Looking at the role of the Coordinator of Supports

What responsibilities does a Coordinator of Supports have?

A Coordinator of Supports (COS) is responsible for the implementation of all supports in the participant’s plan.  This includes informal, mainstream and community, also NDIS funded supports, ensuring service agreements and service bookings are completed.  A COS helps to strengthen and enhance the participant’s abilities to coordinate supports and participate in the community.

A COS also makes sure that mainstream services meet their obligations, for example housing, education, justice, and health.  The COS provides reports to the NDIA on outcomes and success indicators.

How do I get help from the NDIS?

The National Disability Insurance Agency (NDIA) is responsible for determining who is eligible to access the NDIS. To allow the NDIA to determine whether you meet the disability access requirement you will need to provide evidence of your disability.

This includes information on what your disability is, how long it will last and how it impacts your life.  The first step is to contact the NDIA and ask for an Access Request Form for you to complete to apply for the NDIS.

If the evidence of the disability you provide does not help the NDIA to decide if you are eligible for the NDIS, you will be asked to provide more information. This can delay your application. To help the NDIA make a fast decision it is best to provide clear information about your disability and how it impacts on your daily life.

You can ask your GP or other health professional (e.g. specialist) to complete the Supporting Evidence Form.

How does a Coordinator of Supports help the participant to lead their best life?

A Coordinator of Supports (COS) will assist the participant to strengthen their abilities to coordinate and implement supports and participate more fully in the community.  This can include initial assistance with linking the participant with the right providers to meet their needs.  A COS will also help the participant to build on their informal supports, resolve issues or points of crisis, and develop resilience in their own network and community.  The aim of the COS is to build the capacity of the participant so they have more choice and control over their life, and to become more independent so they can look after their own services and supports longer term.

Is there a timeline in place for supporting the participant?

Every NDIS plan has a start and end date.  If Coordination of Supports is funded in your NDIS plan it will say how many hours are funded with the start and end date of the plan.  At your yearly plan review meeting, the NDIA Planner will determine if you need ongoing assistance with COS in your next plan.

Data excerpts:
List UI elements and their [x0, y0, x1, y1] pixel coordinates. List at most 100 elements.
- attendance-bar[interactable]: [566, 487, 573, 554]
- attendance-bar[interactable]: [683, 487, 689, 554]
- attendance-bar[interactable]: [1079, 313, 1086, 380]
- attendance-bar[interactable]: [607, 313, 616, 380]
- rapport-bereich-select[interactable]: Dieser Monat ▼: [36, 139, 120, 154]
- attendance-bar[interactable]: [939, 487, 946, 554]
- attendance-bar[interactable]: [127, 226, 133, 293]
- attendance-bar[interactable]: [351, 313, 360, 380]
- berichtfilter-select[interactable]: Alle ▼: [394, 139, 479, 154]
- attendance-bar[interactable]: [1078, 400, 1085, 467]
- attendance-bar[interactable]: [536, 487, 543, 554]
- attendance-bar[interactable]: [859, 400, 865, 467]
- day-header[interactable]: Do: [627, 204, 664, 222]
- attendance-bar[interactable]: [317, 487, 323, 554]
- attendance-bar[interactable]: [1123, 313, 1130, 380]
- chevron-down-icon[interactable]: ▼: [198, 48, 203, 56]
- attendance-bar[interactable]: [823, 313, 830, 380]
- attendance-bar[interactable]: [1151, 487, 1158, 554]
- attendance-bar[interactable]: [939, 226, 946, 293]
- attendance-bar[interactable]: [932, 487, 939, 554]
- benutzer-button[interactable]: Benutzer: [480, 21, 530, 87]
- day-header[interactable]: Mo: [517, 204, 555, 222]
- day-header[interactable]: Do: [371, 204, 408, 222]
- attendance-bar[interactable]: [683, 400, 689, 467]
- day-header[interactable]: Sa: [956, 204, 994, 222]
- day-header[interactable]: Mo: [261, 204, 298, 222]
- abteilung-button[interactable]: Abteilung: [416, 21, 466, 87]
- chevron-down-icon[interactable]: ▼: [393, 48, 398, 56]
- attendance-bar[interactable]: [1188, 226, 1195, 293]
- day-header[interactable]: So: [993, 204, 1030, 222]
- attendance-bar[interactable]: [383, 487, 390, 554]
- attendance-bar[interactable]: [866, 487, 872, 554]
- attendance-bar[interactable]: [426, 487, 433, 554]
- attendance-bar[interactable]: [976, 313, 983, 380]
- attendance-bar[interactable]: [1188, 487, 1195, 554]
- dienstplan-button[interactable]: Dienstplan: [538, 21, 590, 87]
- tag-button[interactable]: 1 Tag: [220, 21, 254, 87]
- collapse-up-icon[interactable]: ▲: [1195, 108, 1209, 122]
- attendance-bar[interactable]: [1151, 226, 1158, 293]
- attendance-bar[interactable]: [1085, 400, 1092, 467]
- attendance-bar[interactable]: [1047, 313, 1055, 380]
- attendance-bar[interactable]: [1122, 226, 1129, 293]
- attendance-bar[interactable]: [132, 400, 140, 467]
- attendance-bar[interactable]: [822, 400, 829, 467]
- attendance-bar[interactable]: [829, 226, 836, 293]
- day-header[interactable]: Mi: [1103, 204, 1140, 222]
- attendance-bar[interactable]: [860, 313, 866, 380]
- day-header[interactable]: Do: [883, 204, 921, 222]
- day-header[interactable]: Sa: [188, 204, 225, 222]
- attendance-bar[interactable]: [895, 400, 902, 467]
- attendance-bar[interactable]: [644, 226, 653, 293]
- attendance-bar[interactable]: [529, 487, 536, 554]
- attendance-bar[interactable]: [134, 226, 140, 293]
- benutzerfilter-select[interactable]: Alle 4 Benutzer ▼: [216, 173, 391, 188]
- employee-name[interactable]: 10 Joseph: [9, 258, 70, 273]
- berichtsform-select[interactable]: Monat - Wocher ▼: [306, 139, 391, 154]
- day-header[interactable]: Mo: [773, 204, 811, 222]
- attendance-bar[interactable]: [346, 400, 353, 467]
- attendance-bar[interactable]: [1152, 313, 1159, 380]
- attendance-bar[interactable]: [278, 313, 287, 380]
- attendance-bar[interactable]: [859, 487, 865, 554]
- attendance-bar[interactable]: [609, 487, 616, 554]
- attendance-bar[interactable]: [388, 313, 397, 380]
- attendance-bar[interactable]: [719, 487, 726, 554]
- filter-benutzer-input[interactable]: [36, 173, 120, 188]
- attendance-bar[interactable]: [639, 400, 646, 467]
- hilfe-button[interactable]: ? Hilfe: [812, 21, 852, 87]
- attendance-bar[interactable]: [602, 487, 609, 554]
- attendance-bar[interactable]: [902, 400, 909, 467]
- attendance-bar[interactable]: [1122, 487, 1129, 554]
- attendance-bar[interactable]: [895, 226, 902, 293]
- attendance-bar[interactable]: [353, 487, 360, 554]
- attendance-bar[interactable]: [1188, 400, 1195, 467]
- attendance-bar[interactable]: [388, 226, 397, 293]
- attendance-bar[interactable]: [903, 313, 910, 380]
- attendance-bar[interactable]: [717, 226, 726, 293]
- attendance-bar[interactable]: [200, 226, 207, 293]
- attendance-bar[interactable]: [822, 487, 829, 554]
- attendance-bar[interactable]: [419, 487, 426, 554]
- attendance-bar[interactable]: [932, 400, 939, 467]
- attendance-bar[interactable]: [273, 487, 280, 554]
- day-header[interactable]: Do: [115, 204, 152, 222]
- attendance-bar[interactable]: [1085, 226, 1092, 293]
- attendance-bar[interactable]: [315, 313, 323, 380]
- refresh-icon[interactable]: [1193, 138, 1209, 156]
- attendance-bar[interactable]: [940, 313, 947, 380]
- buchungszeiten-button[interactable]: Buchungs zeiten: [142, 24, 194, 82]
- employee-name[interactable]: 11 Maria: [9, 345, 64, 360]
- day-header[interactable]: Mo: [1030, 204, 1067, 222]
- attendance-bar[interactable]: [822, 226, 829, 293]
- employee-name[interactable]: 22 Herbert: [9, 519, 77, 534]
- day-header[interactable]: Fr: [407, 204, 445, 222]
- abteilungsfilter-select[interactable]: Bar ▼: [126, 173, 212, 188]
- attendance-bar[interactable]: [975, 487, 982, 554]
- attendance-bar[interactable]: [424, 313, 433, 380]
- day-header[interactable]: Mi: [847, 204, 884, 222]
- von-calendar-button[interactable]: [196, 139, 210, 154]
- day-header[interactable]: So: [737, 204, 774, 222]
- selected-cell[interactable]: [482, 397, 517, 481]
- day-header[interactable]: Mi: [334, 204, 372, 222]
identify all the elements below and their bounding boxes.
* * *
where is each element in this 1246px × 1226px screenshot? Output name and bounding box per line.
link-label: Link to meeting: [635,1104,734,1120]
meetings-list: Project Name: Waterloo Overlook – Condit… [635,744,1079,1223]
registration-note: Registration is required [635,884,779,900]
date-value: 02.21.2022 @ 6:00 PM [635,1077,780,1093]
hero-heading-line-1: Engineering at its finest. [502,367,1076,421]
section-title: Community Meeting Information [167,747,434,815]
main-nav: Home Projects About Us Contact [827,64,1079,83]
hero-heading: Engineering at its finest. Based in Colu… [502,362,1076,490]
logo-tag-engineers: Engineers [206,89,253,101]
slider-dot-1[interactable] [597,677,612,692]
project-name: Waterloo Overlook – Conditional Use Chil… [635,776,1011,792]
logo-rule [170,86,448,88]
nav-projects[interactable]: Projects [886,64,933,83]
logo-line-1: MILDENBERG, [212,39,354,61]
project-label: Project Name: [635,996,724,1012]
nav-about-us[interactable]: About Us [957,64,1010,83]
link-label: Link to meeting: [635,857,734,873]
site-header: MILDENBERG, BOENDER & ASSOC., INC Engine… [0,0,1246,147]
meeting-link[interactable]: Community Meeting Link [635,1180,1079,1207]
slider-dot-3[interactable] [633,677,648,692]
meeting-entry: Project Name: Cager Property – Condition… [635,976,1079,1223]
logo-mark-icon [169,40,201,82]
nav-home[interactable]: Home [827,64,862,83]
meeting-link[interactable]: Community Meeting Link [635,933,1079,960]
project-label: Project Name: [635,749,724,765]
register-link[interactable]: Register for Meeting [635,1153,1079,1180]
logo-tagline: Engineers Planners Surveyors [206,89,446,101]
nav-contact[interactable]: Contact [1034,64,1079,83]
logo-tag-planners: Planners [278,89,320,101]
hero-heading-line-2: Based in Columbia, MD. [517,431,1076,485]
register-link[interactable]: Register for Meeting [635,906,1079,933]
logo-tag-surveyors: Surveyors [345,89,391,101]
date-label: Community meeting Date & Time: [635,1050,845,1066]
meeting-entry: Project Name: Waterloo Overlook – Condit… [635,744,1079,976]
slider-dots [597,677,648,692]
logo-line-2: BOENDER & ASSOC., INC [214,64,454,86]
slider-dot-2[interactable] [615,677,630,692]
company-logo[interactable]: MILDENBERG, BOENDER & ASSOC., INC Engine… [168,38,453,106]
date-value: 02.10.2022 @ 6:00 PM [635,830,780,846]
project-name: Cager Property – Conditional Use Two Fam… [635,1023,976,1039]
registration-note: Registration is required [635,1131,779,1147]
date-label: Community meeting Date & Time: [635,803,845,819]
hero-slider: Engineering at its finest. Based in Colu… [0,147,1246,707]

Stated goal:
Continue the question-and-answer text on the Coordinator of Supports role, starting after its last sentence.

Result for this task:
How long does a plan usually last?

You first NDIS plan normally runs for twelve months.  Your first NDIS plan review usually falls twelve months after your plan started. At your first plan review meeting you may be given the option to have a two-year plan.

If your circumstances change significantly during your plan you can apply to have an early plan review. The reasons for an early plan review include, if the impact of your disability on your life has changed, if you have started a new life stage such as school or work, or if there is a significant change in your personal circumstances and/or living arrangements.

If your personal circumstances change significantly and this affects the supports you need from the NDIS, you can ask for a plan review at any time.

Is the Coordinator of Supports involved in reviewing plans?

The Coordinator of Supports (COS) will assist the participant to be ready and prepared for their plan review conducted by the NDIA. The COS will help the participant to determine if they need their new plan with the same supports, a new plan with minor changes to their current supports or require a full plan review.  The COS can accompany the participant to plan review meetings as their support person.




Does a Coordinator of Support come at an extra fee?

If coordination of supports is considered to be a reasonable and necessary support, it is funded separately in your NDIS plan.  Your plan will show the hours that have been allocated to pay for this support. This funding cannot be used for any other type of support.

How long does it take to get a Coordinator of Supports?

If you prefer a particular support coordination provider, you can request them at the time of your NDIS assessment.  Otherwise, you can look up registered support coordination providers using the Provider Finder tool in the NDIS portal ‘myplace’.  The Provider Finder will let you search for support coordination providers that are located near you. Every three months the NDIA publishes a list of registered providers in NSW on the NDIS website.

Your Local Area Coordinator (LAC) may also assist you to find and connect with a Coordinator of Supports.

What are the most common questions asked around a Coordinator of Support?

Most questions about coordination of supports will be asked of the Local Area Coordinator (LAC) who conducts the assessment on behalf of the NDIA.


How many hours of COS do I get?

Does the cost of COS come from funding that I could otherwise use for support services?

Can I choose my own COS or change the COS if I am not happy?


The hours of COS are determined by the NDIA Planner based on the answers you provides to questions at the assessment.

COS funding is a separate funding stream in your NDIS plan and cannot be used for any other support type.

You can choose any Coordinator of Supports provided they are registered for the NDIS.   You can change you COS if you are not satisfied with them.

How are supports and services sourced?

Registered providers of supports and services can be found using the Provider Finder tool in the NDIS portal ‘myplace’.  The Provider Finder will let you search for any support type that is located near you. Your COS will assist you to negative this tool. Every three months the NDIA publishes a list of registered providers in NSW on the NDIS website.

Why do I need a coordinator of support if I intend to manage my own plan?

The decision for a plan to be self-managed, plan-managed or NDIA-managed has no effect on funding support coordination. Funding support coordination is separate and decided by what is considered reasonable and necessary.